SELECTED TEXT Start Marker
If you want to spend just two hours touring street art, then you should also concentrate on just one area – like the Olympic port area or the Santa Teresa neighborhood. However, we’ve included some longer tour options here, if you have more time to spare.

Rio street art tour one: Port to Santa Teresa

This tour will take you most of the day. If you don’t have that kind of time, just enjoy the area known as the Boulevard Olímpico. Alternatively, walk around Santa Teresa, one of Rio’s oldest residential neighborhoods. Santa Teresa has leafy streets, old buildings, Boho vibes and stunning examples of Rio street art.

1. Boulevard Olímpico

The Gamboa neighborhood around the renovated port is a must-see spot for expansive and bright murals. While the area is also called the Boulevard Olímpico, it’s actually on Avenida Rodrigues Alves that you’ll find the moving Etnias, the largest single piece of street art in the world. Here, you’ll be surrounded by artworks created by the who’s-who of Rio’s best known street artists. You could spend the morning taking in the works stretching from the Rio Aquarium at one end to the Museum of Tomorrow. The Museum of Tomorrow focuses on applied science, not art, but the building’s architecture and the aquatic setting are worth admiring.

2. Escadaria Selaron

Escadaria Selaron is an example of street art in Rio, Brazil

Photo: RPBaiao/Shutterstock

A 15-minute taxi ride from the Boulevard Olímpico will take you to the Escadaria Selaron. While not the work of Brazilians wielding spray cans, these 215 steps lined in showy mosaics tiles were the work of artist Jorge Selarón, who was born in Chile. They are certainly street art, since Selarón at first used scavenged tiles from construction sites and wherever he could find them to fix a long set of steps leading uphill near his home. Today the steps have thousands of tiles from dozens of countries. In this neighborhood, known as Lapa, there’s plenty of street art to be found.
SELECTED TEXT End Marker
SUPPLIED DATA Start Marker
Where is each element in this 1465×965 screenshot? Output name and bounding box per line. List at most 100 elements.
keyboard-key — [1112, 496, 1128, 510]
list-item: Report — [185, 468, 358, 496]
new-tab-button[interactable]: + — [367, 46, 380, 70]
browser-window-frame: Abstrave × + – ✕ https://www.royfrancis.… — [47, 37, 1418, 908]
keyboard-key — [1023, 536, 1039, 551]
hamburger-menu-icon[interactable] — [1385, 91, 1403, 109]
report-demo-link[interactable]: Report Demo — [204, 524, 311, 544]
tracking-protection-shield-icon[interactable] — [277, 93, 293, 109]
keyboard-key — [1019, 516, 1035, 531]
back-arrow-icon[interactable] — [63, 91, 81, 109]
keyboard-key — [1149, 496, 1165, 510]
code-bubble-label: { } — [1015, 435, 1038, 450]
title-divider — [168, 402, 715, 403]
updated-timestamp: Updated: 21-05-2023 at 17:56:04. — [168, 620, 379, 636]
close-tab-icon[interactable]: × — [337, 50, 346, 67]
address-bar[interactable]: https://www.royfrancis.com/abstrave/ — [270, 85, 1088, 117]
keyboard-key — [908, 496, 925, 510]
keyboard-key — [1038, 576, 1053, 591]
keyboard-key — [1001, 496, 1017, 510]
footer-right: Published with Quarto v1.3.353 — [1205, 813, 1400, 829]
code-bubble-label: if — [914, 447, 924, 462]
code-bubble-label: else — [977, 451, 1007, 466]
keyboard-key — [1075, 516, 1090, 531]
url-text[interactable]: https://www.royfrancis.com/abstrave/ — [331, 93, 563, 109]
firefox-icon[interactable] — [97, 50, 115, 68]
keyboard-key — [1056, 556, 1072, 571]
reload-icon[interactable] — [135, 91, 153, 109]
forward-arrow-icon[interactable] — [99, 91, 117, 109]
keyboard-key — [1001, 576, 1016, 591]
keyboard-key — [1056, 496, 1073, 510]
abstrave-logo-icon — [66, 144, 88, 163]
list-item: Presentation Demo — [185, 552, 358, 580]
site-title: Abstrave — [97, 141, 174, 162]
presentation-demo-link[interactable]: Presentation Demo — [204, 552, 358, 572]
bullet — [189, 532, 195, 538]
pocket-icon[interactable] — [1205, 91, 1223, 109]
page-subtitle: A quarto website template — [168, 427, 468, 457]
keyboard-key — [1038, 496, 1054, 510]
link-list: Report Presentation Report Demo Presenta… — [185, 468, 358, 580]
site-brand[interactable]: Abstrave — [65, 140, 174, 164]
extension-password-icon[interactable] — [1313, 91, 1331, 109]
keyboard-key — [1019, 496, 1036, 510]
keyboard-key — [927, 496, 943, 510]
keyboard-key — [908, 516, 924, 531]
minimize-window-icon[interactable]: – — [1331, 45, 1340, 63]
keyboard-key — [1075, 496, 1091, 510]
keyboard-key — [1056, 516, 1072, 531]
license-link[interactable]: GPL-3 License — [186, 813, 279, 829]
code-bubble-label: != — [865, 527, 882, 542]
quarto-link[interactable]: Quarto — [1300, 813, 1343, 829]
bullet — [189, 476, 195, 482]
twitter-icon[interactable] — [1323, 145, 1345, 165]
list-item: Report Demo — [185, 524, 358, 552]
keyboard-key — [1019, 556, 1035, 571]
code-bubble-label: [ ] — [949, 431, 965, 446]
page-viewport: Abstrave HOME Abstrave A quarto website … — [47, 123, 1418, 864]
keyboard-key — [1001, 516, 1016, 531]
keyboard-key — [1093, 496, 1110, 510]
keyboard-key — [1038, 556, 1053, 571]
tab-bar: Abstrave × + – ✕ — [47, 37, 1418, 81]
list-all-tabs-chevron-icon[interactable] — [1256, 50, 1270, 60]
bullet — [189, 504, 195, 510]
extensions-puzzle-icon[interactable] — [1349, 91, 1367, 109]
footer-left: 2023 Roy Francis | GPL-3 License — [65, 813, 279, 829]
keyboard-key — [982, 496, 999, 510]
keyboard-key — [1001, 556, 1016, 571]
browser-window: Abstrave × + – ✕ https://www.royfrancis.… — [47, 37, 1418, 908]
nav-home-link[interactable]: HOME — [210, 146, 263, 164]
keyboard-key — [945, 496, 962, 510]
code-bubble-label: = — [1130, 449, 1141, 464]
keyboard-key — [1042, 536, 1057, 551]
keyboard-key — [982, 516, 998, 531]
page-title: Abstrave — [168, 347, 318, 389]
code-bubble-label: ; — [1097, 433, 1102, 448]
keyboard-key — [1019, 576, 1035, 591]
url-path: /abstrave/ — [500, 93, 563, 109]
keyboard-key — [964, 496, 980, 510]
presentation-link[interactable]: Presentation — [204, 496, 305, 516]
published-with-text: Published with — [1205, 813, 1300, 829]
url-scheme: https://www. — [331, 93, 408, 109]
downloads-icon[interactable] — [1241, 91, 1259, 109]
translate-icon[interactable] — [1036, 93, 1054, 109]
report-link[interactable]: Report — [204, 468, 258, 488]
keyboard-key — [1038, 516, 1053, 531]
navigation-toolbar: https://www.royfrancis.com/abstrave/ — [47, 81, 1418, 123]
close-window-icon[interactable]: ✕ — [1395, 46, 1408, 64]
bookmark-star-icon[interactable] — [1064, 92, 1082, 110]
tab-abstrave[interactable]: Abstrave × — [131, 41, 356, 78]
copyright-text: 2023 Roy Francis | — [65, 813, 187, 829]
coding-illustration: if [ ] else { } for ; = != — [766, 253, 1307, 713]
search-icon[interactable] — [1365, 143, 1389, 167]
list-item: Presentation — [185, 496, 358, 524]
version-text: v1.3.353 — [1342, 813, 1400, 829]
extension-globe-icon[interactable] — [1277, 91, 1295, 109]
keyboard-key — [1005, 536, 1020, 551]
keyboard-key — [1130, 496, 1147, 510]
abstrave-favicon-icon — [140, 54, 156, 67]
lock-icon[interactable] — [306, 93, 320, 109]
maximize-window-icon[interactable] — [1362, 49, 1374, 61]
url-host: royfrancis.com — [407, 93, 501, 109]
SUPPLIED DATA End Marker
Could you extract the entire Rio street art excerpt, reproducing every line word for word? Work only from the Rio street art excerpt, not from the listing.

If you want to spend just two hours touring street art, then you should also concentrate on just one area – like the Olympic port area or the Santa Teresa neighborhood. However, we’ve included some longer tour options here, if you have more time to spare.

Rio street art tour one: Port to Santa Teresa

This tour will take you most of the day. If you don’t have that kind of time, just enjoy the area known as the Boulevard Olímpico. Alternatively, walk around Santa Teresa, one of Rio’s oldest residential neighborhoods. Santa Teresa has leafy streets, old buildings, Boho vibes and stunning examples of Rio street art.

1. Boulevard Olímpico

The Gamboa neighborhood around the renovated port is a must-see spot for expansive and bright murals. While the area is also called the Boulevard Olímpico, it’s actually on Avenida Rodrigues Alves that you’ll find the moving Etnias, the largest single piece of street art in the world. Here, you’ll be surrounded by artworks created by the who’s-who of Rio’s best known street artists. You could spend the morning taking in the works stretching from the Rio Aquarium at one end to the Museum of Tomorrow. The Museum of Tomorrow focuses on applied science, not art, but the building’s architecture and the aquatic setting are worth admiring.

2. Escadaria Selaron

Escadaria Selaron is an example of street art in Rio, Brazil

Photo: RPBaiao/Shutterstock

A 15-minute taxi ride from the Boulevard Olímpico will take you to the Escadaria Selaron. While not the work of Brazilians wielding spray cans, these 215 steps lined in showy mosaics tiles were the work of artist Jorge Selarón, who was born in Chile. They are certainly street art, since Selarón at first used scavenged tiles from construction sites and wherever he could find them to fix a long set of steps leading uphill near his home. Today the steps have thousands of tiles from dozens of countries. In this neighborhood, known as Lapa, there’s plenty of street art to be found.